Records from a dataset
-- Begin --

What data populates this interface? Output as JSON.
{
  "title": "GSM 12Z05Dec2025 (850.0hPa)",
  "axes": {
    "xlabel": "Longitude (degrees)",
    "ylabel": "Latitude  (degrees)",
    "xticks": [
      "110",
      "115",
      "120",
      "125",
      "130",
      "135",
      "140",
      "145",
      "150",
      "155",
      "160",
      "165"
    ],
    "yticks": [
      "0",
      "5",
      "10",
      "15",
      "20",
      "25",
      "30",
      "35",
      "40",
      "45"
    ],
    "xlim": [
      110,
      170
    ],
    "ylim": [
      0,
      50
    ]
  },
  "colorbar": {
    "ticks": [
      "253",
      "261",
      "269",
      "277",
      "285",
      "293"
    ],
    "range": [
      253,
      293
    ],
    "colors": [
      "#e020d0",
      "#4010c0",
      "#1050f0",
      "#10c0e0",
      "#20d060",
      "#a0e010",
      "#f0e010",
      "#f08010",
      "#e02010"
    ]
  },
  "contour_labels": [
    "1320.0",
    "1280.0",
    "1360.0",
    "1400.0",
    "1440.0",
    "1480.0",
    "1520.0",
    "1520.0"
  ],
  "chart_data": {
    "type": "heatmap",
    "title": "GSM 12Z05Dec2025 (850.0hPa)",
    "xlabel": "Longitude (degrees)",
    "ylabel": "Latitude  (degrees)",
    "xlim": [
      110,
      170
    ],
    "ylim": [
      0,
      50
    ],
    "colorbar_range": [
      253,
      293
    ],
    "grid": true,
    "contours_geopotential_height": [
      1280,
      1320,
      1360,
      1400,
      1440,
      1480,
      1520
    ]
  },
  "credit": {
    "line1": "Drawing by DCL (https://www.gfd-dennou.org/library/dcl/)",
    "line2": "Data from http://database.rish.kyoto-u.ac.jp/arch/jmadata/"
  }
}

-- End --
-- Begin --

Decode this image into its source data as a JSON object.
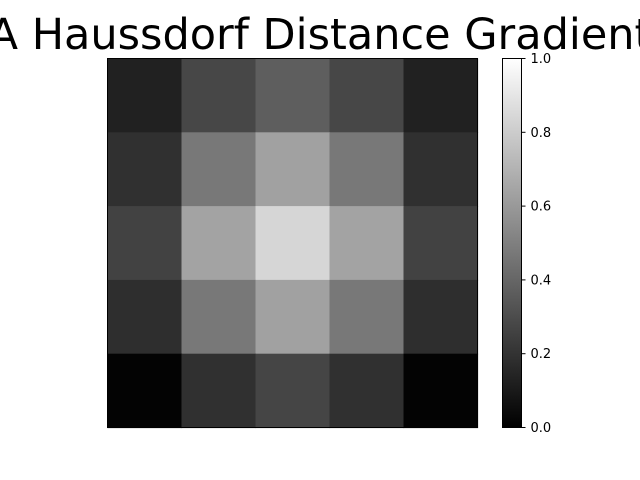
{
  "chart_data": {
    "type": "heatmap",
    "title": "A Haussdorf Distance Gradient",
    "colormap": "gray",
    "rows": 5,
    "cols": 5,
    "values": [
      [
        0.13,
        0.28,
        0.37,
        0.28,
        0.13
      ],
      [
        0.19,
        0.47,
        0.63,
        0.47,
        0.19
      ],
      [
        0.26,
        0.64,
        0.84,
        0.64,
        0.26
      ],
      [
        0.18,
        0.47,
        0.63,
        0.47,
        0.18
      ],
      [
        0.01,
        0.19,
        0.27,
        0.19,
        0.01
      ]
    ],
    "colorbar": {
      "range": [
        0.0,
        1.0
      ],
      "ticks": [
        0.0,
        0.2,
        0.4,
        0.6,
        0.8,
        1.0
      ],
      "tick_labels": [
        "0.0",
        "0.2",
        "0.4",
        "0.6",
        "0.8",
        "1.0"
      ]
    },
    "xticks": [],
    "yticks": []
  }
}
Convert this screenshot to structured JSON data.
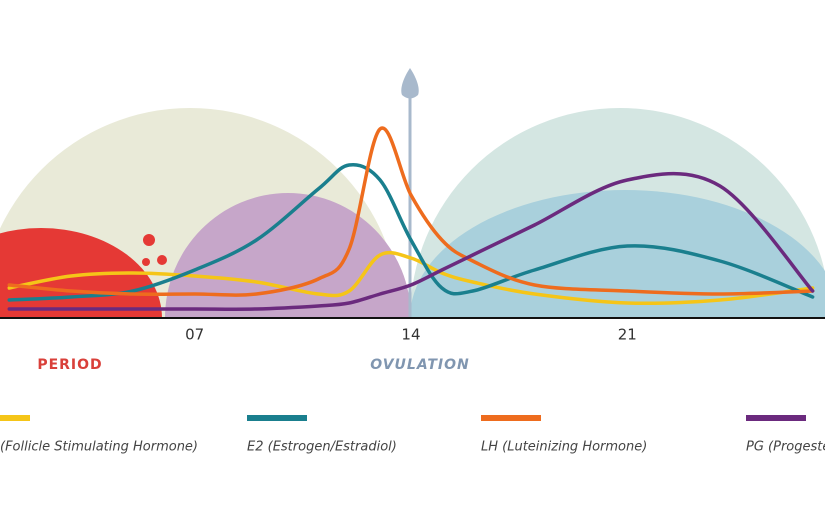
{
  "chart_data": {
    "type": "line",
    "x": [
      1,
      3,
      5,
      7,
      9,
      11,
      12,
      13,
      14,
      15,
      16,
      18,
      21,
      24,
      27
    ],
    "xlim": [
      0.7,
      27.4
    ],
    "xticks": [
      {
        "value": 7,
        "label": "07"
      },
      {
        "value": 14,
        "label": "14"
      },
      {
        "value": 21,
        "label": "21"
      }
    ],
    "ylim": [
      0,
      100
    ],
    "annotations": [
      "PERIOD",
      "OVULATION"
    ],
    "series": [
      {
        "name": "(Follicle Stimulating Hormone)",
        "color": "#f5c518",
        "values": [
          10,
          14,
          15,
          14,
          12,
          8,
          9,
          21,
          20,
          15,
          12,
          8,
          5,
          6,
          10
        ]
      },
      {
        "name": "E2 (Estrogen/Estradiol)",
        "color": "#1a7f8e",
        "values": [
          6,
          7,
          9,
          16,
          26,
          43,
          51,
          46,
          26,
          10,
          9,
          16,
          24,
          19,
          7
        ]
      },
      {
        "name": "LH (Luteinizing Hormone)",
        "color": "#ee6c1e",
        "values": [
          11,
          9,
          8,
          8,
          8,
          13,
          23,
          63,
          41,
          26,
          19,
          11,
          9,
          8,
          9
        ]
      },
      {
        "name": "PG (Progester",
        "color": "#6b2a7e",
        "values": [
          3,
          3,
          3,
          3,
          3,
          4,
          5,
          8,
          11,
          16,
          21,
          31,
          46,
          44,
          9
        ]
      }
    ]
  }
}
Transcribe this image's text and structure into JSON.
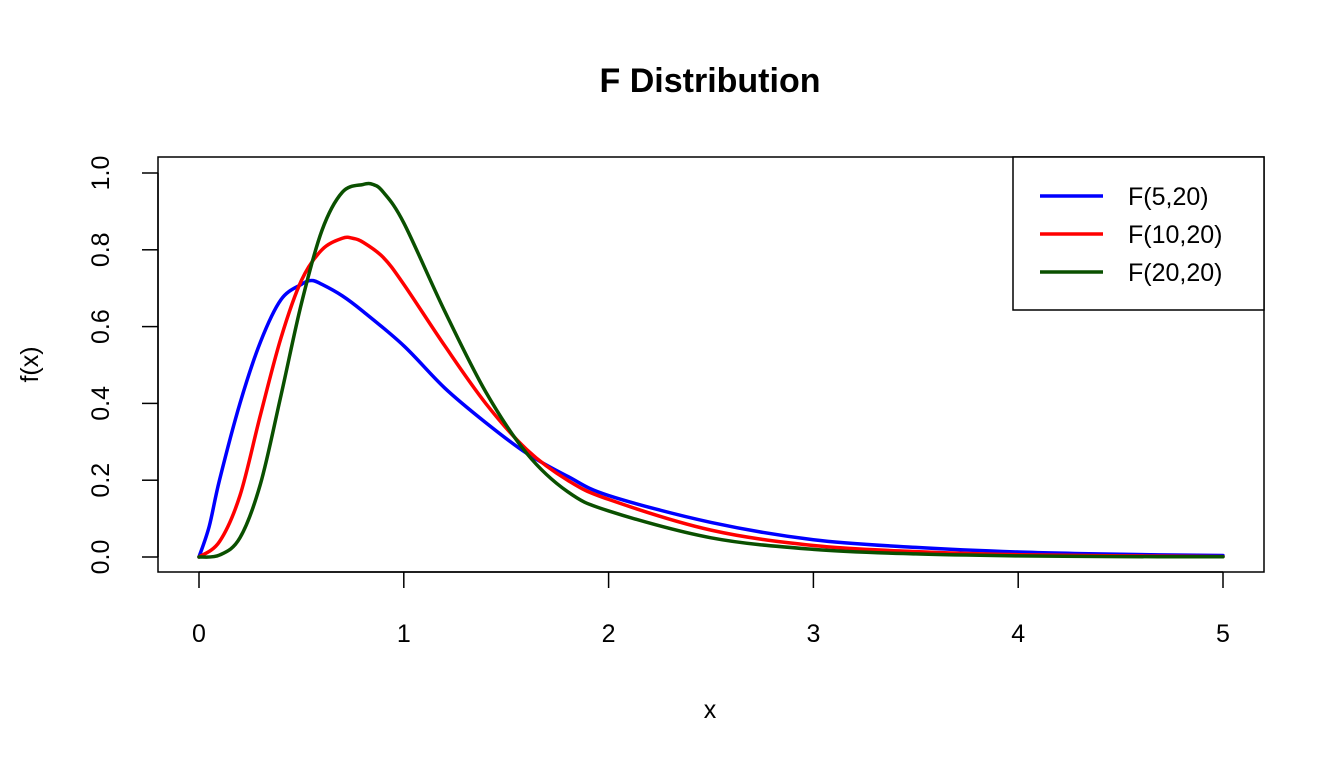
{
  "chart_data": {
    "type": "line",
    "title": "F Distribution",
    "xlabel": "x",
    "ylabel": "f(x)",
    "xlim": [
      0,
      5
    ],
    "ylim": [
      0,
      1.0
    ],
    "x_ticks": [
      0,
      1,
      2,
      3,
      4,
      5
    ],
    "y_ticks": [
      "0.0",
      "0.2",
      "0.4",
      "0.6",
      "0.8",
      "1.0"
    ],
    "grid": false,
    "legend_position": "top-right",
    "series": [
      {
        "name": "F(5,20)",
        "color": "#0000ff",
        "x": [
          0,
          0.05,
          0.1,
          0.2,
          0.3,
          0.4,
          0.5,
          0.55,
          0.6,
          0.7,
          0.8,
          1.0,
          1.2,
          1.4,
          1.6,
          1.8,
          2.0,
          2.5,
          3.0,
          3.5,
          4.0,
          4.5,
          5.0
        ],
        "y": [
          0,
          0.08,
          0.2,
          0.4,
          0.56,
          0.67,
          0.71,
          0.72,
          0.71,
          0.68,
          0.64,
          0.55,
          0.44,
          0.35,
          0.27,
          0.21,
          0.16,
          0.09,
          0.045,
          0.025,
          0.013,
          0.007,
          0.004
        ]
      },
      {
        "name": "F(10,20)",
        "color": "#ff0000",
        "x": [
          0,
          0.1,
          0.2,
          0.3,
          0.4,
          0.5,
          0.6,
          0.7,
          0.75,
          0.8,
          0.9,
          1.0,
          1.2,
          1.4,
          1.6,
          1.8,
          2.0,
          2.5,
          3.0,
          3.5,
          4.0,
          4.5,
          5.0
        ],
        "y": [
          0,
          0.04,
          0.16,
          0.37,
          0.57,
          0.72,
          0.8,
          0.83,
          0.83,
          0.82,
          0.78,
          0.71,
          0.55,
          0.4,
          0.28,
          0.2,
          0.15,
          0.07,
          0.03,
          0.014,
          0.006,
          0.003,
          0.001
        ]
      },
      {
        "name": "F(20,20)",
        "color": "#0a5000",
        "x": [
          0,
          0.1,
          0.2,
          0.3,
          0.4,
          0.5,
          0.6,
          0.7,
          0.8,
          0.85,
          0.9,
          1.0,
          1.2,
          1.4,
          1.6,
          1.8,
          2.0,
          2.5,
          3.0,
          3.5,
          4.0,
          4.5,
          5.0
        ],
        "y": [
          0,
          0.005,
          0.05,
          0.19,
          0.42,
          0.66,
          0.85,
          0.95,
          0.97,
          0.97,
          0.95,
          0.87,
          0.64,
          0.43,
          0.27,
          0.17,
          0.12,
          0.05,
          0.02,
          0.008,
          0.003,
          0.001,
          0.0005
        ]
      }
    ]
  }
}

-- End --
-- Begin --

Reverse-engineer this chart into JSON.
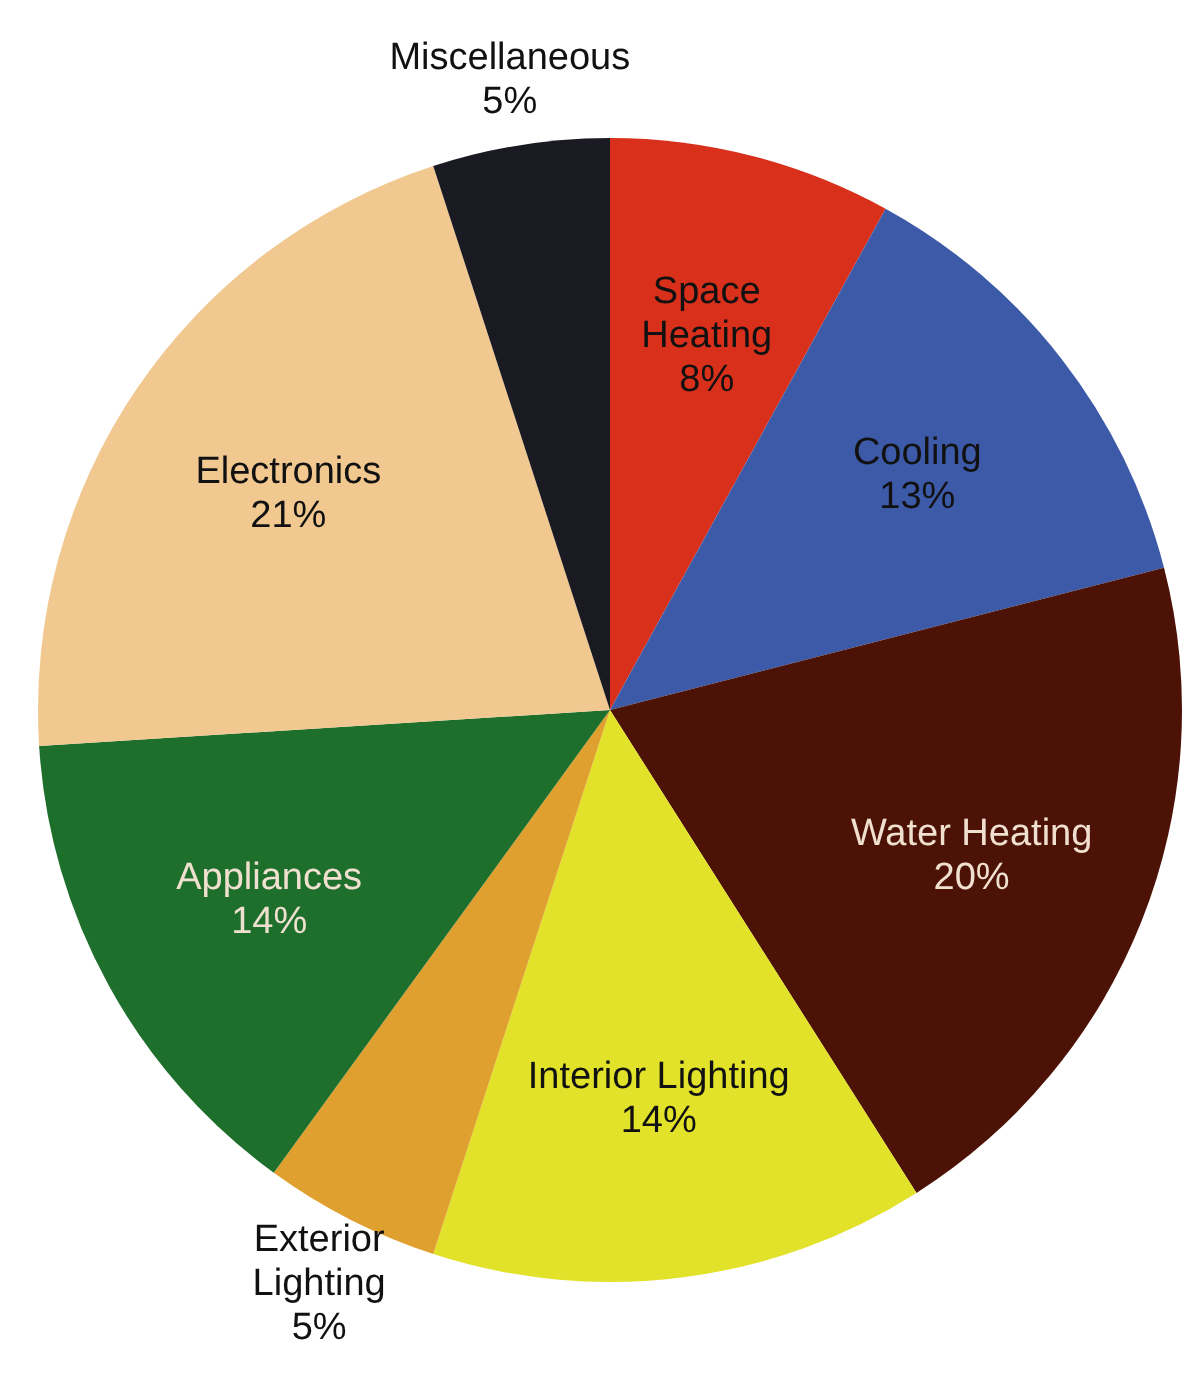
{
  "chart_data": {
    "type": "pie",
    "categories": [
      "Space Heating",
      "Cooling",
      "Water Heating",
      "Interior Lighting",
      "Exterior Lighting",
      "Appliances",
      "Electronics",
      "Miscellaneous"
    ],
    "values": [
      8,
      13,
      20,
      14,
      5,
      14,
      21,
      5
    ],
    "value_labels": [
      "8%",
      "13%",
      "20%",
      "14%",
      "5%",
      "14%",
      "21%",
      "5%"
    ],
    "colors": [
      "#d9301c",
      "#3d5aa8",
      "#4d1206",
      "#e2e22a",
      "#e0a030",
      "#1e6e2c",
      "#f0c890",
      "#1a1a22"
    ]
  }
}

-- End --

Scan the listing above for the word "title" and copy every line that holds it.

## Solution for this problem
  "title": "GSM 12Z05Dec2025 (850.0hPa)",
    "title": "GSM 12Z05Dec2025 (850.0hPa)",
    "title": "A Haussdorf Distance Gradient",
    "title": "F Distribution",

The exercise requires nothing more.